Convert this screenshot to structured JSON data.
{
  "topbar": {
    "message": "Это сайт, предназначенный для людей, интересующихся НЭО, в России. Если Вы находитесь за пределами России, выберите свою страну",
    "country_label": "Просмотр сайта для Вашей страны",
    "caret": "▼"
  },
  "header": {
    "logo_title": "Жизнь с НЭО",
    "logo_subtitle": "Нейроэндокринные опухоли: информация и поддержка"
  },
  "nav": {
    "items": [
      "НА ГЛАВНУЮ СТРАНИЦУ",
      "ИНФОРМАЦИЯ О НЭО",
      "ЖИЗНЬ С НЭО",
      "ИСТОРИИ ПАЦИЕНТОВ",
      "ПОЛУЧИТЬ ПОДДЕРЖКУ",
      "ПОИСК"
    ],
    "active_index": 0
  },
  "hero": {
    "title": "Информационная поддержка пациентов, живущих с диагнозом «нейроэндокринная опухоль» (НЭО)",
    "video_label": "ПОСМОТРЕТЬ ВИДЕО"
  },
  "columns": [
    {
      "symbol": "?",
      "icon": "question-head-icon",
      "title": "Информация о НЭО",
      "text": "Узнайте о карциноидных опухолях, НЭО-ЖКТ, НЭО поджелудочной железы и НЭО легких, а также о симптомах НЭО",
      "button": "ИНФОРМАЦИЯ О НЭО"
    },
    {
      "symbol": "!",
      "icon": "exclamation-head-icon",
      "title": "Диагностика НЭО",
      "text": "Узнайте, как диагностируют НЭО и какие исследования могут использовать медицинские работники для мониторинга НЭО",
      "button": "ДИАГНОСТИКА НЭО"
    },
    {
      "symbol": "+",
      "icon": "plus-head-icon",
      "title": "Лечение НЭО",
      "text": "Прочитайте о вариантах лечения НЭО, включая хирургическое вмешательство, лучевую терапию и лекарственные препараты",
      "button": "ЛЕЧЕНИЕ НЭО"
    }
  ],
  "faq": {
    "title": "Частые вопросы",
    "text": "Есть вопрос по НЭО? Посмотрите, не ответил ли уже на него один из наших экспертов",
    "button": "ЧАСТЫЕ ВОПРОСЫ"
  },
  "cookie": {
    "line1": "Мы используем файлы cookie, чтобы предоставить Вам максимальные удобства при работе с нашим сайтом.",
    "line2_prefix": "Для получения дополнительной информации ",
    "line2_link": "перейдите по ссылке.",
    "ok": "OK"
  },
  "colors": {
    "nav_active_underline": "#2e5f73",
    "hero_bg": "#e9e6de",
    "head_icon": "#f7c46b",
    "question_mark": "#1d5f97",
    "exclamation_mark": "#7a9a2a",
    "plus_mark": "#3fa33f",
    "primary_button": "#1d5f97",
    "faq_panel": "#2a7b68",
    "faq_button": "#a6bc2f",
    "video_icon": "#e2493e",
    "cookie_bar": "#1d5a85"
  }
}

****

■ What the exercise asks
Collect every line with the string "Узнайте" from the records, and copy each.

■ Correct output
      "text": "Узнайте о карциноидных опухолях, НЭО-ЖКТ, НЭО поджелудочной железы и НЭО легких, а также о симптомах НЭО",
      "text": "Узнайте, как диагностируют НЭО и какие исследования могут использовать медицинские работники для мониторинга НЭО",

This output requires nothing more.